- [Dataset records]
━━━━━━━━

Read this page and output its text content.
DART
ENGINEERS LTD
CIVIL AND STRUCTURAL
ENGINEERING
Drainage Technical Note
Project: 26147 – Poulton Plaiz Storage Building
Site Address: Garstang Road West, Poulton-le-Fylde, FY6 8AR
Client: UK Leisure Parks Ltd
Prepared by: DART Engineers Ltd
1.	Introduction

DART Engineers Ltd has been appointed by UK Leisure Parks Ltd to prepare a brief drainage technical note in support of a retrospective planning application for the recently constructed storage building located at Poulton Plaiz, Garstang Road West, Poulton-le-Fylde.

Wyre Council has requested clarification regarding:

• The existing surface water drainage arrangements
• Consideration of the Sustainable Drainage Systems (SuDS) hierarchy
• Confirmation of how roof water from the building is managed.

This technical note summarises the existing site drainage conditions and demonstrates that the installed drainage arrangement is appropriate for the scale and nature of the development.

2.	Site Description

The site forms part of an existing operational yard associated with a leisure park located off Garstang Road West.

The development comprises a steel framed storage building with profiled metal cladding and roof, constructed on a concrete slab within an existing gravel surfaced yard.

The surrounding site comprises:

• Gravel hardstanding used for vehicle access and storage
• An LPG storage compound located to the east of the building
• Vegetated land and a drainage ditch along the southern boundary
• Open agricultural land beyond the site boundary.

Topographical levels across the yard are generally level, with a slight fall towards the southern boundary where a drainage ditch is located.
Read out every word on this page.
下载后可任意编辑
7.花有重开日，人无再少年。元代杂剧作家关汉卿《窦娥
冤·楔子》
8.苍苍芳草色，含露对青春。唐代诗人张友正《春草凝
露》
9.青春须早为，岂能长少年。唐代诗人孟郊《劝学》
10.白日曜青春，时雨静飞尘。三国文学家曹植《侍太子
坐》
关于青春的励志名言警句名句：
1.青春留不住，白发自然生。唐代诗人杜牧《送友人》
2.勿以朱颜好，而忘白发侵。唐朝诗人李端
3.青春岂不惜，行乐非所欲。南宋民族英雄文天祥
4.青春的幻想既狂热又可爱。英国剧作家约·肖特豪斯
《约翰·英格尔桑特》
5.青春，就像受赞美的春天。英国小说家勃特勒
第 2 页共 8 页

━━━━━━━━

Identify lines with the string "West". Copy each one.

Site Address: Garstang Road West, Poulton-le-Fylde, FY6 8AR
DART Engineers Ltd has been appointed by UK Leisure Parks Ltd to prepare a brief drainage technical note in support of a retrospective planning application for the recently constructed storage building located at Poulton Plaiz, Garstang Road West, Poulton-le-Fylde.
The site forms part of an existing operational yard associated with a leisure park located off Garstang Road West.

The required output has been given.